* DATA RECORDS
══════
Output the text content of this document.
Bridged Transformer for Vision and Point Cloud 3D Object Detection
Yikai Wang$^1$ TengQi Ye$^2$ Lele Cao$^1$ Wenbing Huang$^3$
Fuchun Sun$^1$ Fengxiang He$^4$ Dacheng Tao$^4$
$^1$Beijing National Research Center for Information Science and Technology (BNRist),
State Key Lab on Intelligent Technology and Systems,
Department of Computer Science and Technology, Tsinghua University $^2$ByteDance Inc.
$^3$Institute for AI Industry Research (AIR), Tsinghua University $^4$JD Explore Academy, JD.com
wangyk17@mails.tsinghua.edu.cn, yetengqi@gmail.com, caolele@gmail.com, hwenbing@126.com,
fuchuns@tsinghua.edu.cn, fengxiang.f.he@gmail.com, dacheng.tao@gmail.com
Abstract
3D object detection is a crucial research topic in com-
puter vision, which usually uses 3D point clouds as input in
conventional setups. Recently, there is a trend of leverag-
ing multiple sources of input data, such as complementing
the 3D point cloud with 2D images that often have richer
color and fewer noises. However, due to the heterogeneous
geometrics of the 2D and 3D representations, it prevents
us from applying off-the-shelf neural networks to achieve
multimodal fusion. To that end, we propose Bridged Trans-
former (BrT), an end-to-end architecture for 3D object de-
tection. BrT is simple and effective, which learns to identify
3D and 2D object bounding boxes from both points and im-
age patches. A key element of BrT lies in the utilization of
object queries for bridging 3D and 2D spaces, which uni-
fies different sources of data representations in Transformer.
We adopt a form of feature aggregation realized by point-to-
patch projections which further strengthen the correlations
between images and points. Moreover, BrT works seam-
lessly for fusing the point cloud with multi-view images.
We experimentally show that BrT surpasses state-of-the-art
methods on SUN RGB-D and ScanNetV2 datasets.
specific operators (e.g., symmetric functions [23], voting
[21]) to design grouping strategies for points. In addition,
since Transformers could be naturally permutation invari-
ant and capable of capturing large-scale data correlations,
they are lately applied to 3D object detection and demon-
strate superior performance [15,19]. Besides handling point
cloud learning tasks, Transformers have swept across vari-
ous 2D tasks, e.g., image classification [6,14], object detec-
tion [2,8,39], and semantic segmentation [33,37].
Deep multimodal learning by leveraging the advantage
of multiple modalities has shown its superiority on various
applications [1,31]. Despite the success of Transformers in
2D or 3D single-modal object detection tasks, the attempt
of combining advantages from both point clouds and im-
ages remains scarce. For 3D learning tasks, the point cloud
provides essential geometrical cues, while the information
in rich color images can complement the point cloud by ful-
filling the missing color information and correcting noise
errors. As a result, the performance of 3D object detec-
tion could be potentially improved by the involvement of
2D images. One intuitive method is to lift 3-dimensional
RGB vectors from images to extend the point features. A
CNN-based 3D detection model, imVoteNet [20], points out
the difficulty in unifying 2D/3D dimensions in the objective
══════
Copy out every line that includes the word "have".

the 3D point cloud with 2D images that often have richer
cloud learning tasks, Transformers have swept across vari-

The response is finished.